■ **Requirement**: Reproduce everything from the first of the lines below down to the line containing "battery-percent: 74% xyxy=(367,6,394,21)", substituting "animal-avatar-icon" for every occurrence of "tiger-avatar-icon" and leaving all else unchanged.

■ **Page element annotations**:
"""

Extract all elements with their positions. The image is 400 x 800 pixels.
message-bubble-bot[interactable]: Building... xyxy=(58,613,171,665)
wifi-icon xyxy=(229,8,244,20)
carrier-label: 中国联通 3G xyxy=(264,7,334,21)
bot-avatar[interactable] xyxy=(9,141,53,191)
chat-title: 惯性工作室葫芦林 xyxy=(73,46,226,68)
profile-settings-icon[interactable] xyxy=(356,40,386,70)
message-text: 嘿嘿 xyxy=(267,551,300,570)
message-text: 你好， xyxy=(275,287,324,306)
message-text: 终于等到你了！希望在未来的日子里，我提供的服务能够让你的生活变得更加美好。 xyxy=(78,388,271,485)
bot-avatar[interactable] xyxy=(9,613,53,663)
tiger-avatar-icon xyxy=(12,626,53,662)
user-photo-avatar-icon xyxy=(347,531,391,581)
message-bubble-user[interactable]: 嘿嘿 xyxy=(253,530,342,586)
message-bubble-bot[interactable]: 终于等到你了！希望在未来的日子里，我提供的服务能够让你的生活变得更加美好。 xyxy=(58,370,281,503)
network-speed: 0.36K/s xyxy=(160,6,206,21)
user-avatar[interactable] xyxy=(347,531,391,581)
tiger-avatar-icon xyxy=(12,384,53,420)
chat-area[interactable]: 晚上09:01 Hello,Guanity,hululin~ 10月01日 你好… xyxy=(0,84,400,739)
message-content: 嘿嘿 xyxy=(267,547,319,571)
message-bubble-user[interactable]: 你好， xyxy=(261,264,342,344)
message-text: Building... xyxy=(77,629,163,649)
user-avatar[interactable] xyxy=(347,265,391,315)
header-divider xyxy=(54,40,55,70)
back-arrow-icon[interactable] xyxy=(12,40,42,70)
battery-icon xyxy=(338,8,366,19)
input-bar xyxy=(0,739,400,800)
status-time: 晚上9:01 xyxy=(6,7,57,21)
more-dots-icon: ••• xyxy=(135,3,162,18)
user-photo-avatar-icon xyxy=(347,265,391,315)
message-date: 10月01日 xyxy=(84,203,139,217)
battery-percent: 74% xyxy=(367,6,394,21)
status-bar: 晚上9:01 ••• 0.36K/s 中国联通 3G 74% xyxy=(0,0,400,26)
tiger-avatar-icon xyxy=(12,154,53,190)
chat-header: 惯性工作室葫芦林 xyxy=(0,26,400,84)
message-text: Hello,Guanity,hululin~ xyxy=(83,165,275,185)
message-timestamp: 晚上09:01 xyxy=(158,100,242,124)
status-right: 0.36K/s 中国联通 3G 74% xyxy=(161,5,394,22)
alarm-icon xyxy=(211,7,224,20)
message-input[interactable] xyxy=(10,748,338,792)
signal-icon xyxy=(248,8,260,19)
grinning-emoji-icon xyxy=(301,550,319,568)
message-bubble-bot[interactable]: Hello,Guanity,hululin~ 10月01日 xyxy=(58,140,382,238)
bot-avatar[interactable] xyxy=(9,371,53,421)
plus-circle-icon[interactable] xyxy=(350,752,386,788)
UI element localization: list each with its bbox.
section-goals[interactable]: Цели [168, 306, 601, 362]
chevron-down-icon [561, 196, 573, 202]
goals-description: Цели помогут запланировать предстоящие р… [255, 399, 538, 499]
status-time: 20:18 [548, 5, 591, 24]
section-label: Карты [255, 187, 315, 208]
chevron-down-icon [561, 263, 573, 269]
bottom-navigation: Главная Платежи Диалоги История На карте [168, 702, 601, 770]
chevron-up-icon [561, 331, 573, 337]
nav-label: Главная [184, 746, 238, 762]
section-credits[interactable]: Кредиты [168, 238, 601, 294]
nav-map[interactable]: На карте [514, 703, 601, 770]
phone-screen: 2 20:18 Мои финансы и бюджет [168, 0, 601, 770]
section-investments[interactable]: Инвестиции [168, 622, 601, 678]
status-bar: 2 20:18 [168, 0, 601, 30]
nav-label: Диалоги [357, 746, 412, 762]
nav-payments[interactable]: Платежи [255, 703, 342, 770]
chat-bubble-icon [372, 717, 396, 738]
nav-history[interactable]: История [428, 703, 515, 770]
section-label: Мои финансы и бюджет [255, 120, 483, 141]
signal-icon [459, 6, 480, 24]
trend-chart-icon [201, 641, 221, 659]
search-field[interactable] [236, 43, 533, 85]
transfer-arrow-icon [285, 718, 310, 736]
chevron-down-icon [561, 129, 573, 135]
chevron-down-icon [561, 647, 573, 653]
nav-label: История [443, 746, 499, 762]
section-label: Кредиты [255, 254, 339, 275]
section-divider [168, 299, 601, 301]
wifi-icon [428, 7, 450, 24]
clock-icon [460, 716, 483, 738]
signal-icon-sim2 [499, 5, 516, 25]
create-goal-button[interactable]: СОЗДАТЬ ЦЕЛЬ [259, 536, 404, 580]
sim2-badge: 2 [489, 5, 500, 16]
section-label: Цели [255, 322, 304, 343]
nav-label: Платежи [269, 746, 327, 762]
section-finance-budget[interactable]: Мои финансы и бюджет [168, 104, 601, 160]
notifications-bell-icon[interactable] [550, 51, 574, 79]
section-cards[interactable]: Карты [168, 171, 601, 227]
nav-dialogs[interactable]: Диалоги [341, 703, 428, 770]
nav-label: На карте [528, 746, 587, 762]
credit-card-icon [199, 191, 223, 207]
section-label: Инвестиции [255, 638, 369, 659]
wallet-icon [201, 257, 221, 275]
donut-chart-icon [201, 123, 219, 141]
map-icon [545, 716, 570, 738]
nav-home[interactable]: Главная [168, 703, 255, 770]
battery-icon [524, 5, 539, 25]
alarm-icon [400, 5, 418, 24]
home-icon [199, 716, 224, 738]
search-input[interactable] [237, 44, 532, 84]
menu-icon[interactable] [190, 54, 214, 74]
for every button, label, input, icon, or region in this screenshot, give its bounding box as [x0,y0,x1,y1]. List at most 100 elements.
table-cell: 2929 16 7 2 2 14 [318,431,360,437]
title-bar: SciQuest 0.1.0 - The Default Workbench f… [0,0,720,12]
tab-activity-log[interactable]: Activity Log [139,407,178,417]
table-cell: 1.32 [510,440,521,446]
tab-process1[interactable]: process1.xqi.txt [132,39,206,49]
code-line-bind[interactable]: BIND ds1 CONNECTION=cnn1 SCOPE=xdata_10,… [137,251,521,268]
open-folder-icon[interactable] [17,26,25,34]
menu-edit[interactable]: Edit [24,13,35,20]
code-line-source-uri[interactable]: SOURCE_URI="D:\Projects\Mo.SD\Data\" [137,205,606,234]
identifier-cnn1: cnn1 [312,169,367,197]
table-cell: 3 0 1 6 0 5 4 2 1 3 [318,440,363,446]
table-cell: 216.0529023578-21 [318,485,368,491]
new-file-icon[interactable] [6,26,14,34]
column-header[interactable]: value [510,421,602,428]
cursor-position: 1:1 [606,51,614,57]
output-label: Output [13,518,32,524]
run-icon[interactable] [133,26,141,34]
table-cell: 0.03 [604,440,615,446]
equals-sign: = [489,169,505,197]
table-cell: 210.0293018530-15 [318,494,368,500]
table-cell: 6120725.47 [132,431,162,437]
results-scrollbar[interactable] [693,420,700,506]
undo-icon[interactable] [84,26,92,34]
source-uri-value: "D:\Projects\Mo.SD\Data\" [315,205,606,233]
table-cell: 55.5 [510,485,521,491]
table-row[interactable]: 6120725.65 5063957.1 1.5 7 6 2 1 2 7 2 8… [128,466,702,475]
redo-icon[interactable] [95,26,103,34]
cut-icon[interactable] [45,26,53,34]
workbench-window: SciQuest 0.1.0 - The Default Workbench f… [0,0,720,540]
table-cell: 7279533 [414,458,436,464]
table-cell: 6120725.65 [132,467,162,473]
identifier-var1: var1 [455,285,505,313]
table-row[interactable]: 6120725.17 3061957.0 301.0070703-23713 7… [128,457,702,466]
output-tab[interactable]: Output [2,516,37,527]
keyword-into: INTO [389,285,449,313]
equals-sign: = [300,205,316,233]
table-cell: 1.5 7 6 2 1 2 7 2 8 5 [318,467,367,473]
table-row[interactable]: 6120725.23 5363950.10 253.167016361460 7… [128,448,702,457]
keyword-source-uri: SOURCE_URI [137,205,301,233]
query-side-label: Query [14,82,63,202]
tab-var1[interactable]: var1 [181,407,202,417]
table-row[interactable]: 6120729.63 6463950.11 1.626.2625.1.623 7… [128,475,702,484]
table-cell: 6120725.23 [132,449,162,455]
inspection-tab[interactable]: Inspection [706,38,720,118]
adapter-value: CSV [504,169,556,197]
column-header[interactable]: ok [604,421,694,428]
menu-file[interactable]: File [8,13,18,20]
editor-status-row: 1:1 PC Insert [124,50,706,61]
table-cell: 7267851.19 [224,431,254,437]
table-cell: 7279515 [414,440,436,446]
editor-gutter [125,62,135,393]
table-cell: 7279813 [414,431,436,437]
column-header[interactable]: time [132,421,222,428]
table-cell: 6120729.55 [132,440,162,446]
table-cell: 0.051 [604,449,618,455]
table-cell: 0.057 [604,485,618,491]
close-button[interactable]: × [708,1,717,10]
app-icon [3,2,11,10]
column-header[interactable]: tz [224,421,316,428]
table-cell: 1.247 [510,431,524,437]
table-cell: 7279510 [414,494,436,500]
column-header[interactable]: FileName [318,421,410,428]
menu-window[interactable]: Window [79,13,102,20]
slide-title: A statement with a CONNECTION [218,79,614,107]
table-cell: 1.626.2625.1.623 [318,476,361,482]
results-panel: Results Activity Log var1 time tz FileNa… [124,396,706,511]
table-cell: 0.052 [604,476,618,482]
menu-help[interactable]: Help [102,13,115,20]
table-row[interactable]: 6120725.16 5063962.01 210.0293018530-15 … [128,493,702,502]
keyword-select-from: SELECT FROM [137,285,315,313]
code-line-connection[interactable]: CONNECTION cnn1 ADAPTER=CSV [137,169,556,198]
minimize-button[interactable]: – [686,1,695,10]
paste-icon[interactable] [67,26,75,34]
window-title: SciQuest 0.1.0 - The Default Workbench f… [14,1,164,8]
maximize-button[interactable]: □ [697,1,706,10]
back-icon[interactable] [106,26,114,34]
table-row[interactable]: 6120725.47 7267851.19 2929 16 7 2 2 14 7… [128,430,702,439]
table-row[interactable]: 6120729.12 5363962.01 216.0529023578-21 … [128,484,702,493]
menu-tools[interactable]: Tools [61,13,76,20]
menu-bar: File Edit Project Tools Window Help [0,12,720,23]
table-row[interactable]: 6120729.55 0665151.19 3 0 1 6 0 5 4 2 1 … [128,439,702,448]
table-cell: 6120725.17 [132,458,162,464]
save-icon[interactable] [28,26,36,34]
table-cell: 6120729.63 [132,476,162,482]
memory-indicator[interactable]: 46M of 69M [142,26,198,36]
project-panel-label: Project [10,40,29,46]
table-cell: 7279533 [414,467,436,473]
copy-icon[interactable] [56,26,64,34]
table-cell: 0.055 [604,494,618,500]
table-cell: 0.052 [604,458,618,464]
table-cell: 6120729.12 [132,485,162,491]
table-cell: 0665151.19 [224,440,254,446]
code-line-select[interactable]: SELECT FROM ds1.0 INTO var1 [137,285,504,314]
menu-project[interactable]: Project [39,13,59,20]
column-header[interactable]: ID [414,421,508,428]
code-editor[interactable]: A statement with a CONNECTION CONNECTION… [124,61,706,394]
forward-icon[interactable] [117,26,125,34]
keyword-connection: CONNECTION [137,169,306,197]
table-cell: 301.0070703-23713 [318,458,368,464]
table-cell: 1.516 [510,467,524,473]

"""

■ **Answer for this exercise**:
Extract all elements with their positions. The image is 400 x 800 pixels.
message-bubble-bot[interactable]: Building... xyxy=(58,613,171,665)
wifi-icon xyxy=(229,8,244,20)
carrier-label: 中国联通 3G xyxy=(264,7,334,21)
bot-avatar[interactable] xyxy=(9,141,53,191)
chat-title: 惯性工作室葫芦林 xyxy=(73,46,226,68)
profile-settings-icon[interactable] xyxy=(356,40,386,70)
message-text: 嘿嘿 xyxy=(267,551,300,570)
message-text: 你好， xyxy=(275,287,324,306)
message-text: 终于等到你了！希望在未来的日子里，我提供的服务能够让你的生活变得更加美好。 xyxy=(78,388,271,485)
bot-avatar[interactable] xyxy=(9,613,53,663)
animal-avatar-icon xyxy=(12,626,53,662)
user-photo-avatar-icon xyxy=(347,531,391,581)
message-bubble-user[interactable]: 嘿嘿 xyxy=(253,530,342,586)
message-bubble-bot[interactable]: 终于等到你了！希望在未来的日子里，我提供的服务能够让你的生活变得更加美好。 xyxy=(58,370,281,503)
network-speed: 0.36K/s xyxy=(160,6,206,21)
user-avatar[interactable] xyxy=(347,531,391,581)
animal-avatar-icon xyxy=(12,384,53,420)
chat-area[interactable]: 晚上09:01 Hello,Guanity,hululin~ 10月01日 你好… xyxy=(0,84,400,739)
message-content: 嘿嘿 xyxy=(267,547,319,571)
message-bubble-user[interactable]: 你好， xyxy=(261,264,342,344)
message-text: Building... xyxy=(77,629,163,649)
user-avatar[interactable] xyxy=(347,265,391,315)
header-divider xyxy=(54,40,55,70)
back-arrow-icon[interactable] xyxy=(12,40,42,70)
battery-icon xyxy=(338,8,366,19)
input-bar xyxy=(0,739,400,800)
status-time: 晚上9:01 xyxy=(6,7,57,21)
more-dots-icon: ••• xyxy=(135,3,162,18)
user-photo-avatar-icon xyxy=(347,265,391,315)
message-date: 10月01日 xyxy=(84,203,139,217)
battery-percent: 74% xyxy=(367,6,394,21)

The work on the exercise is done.